*Written instruction*. Search the material for the word "falskt" and copy each line that holds it.

+++ Records provided

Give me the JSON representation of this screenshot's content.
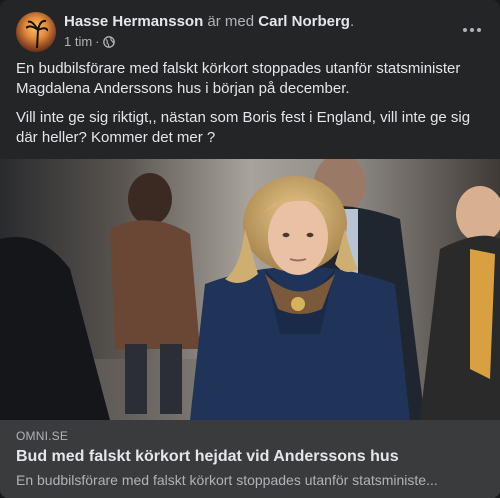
{
  "post": {
    "author_name": "Hasse Hermansson",
    "with_text": "är med",
    "tagged_name": "Carl Norberg",
    "tagged_suffix": ".",
    "time": "1 tim",
    "separator": "·",
    "privacy_icon": "globe-icon",
    "paragraphs": [
      "En budbilsförare med falskt körkort stoppades utanför statsminister Magdalena Anderssons hus i början på december.",
      "Vill inte ge sig riktigt,, nästan som Boris fest i England, vill inte ge sig där heller? Kommer det mer ?"
    ]
  },
  "link_preview": {
    "domain": "OMNI.SE",
    "title": "Bud med falskt körkort hejdat vid Anderssons hus",
    "description": "En budbilsförare med falskt körkort stoppades utanför statsministe..."
  },
  "colors": {
    "background": "#242526",
    "preview_background": "#3a3b3c",
    "primary_text": "#e4e6eb",
    "secondary_text": "#b0b3b8"
  }
}
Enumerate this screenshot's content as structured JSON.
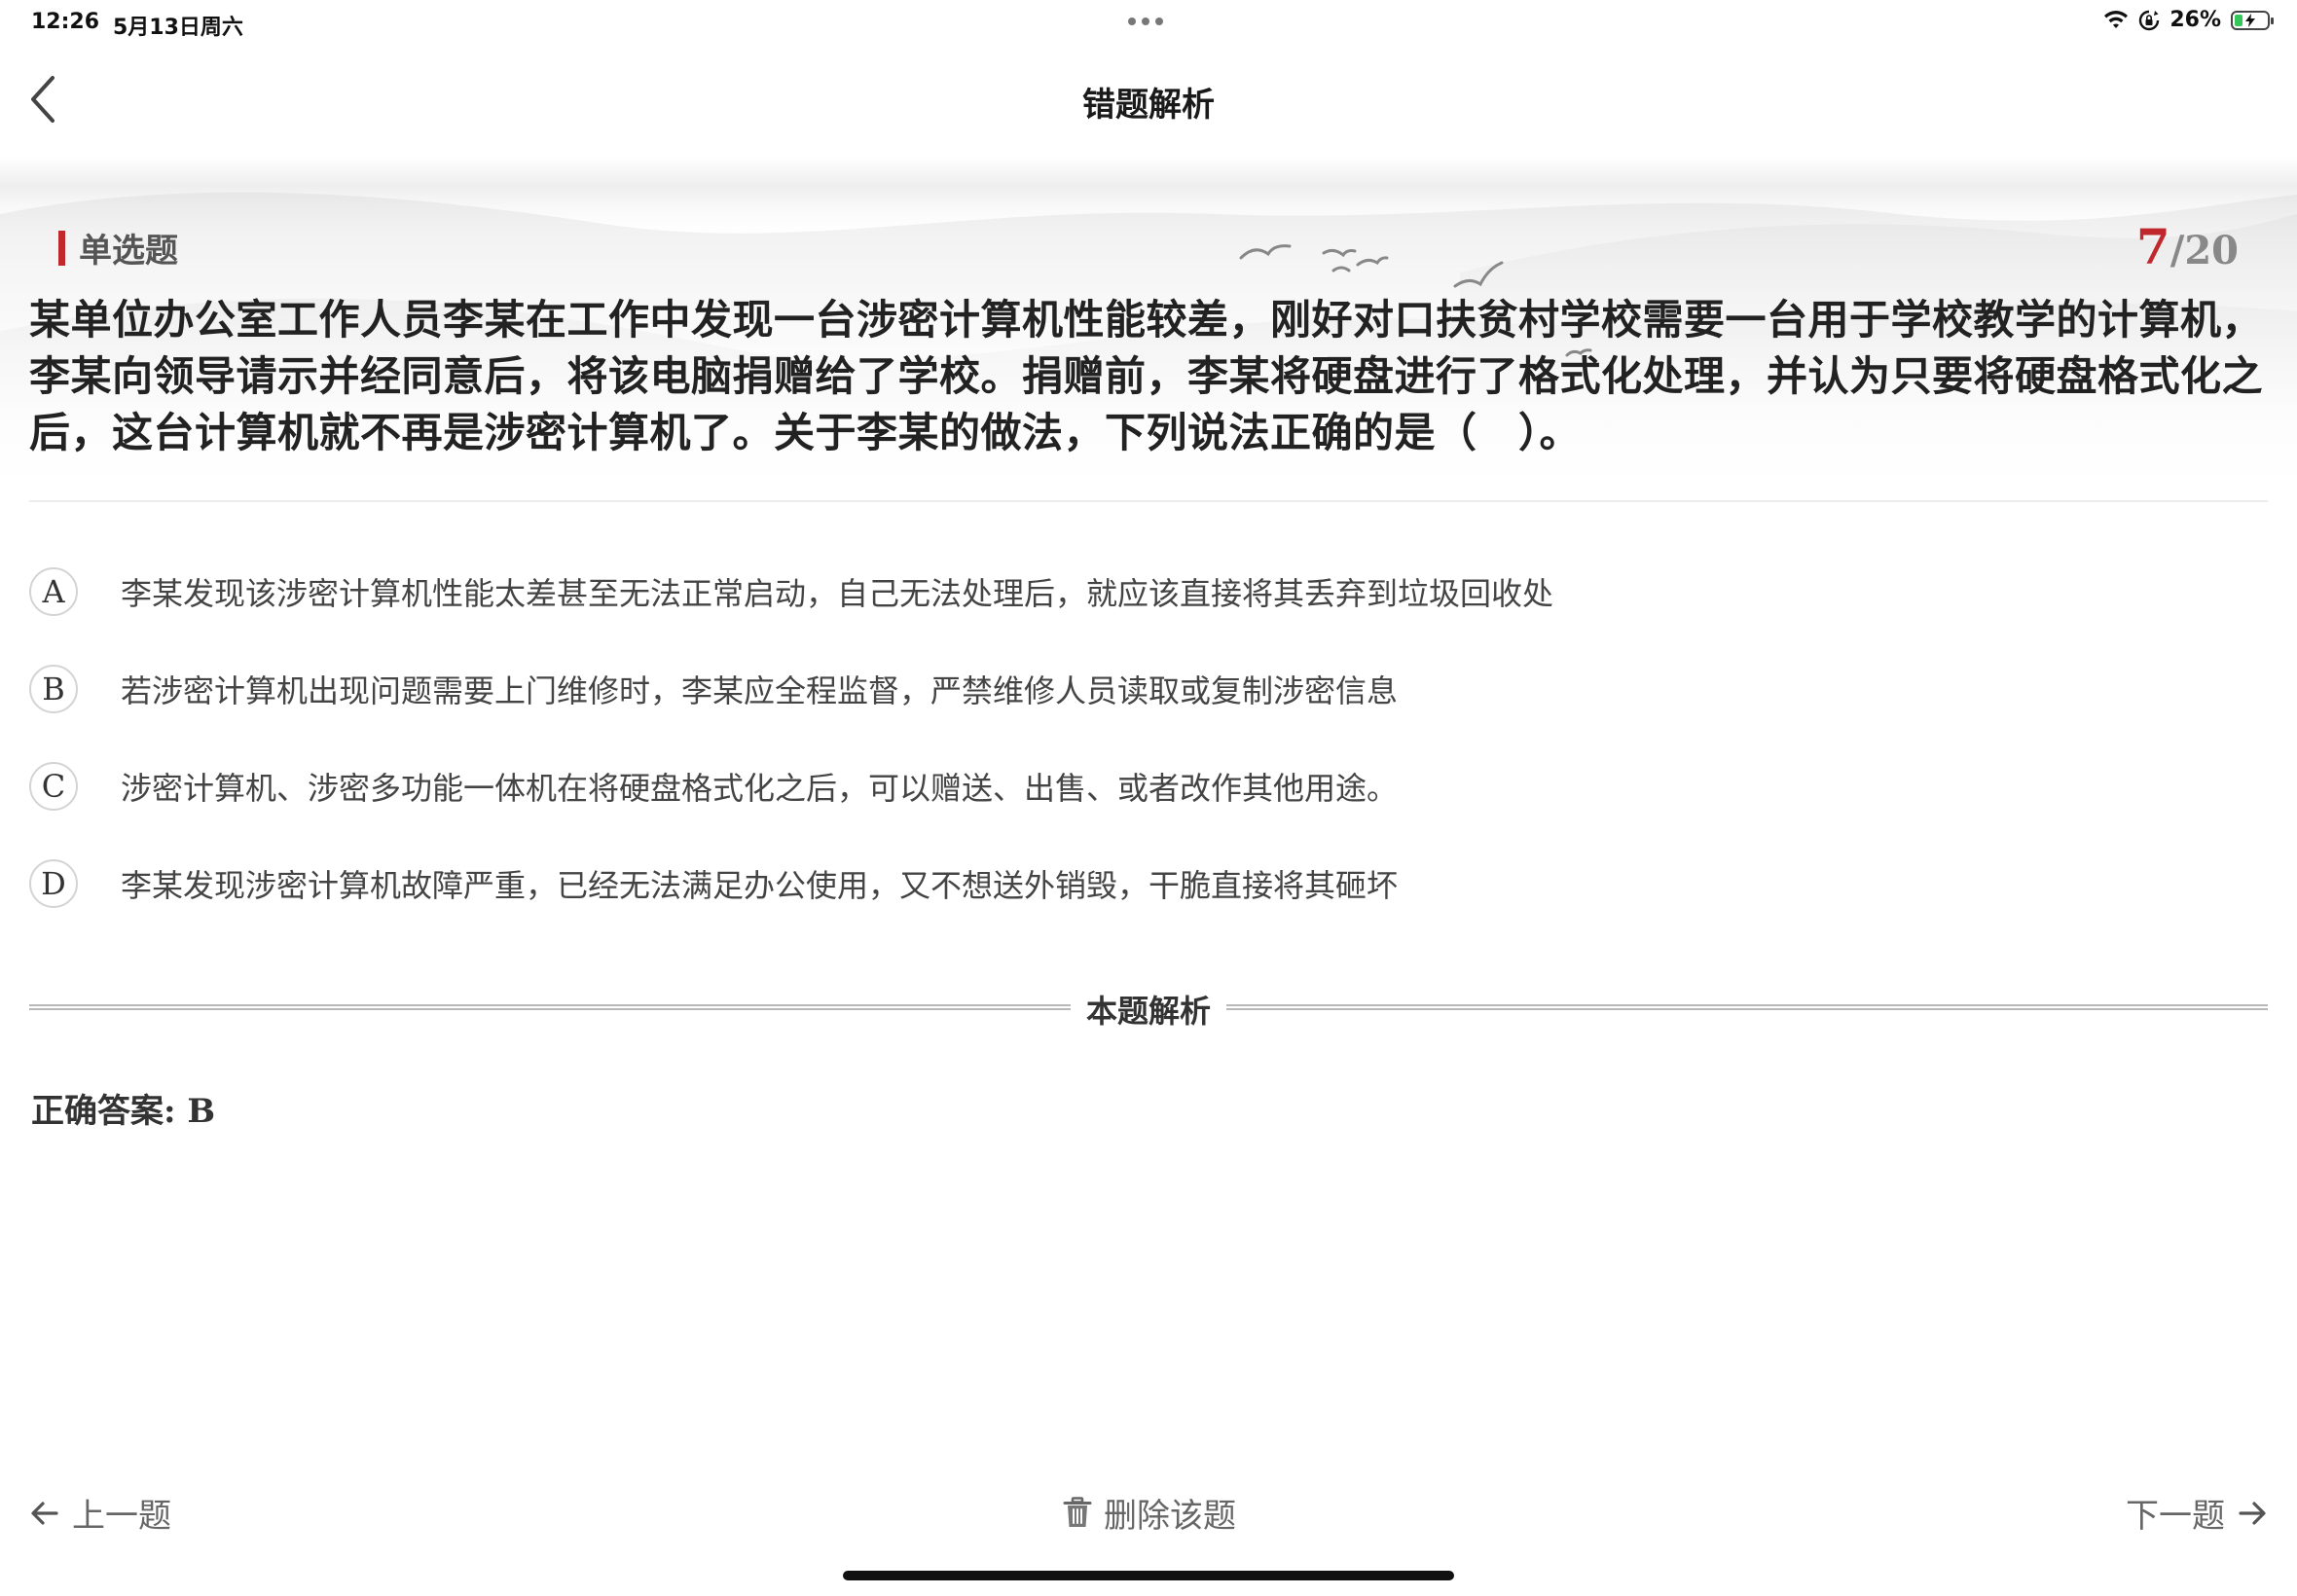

++++++

*Reply*.
      "En budbilsförare med falskt körkort stoppades utanför statsminister Magdalena Anderssons hus i början på december.",
    "title": "Bud med falskt körkort hejdat vid Anderssons hus",
    "description": "En budbilsförare med falskt körkort stoppades utanför statsministe..."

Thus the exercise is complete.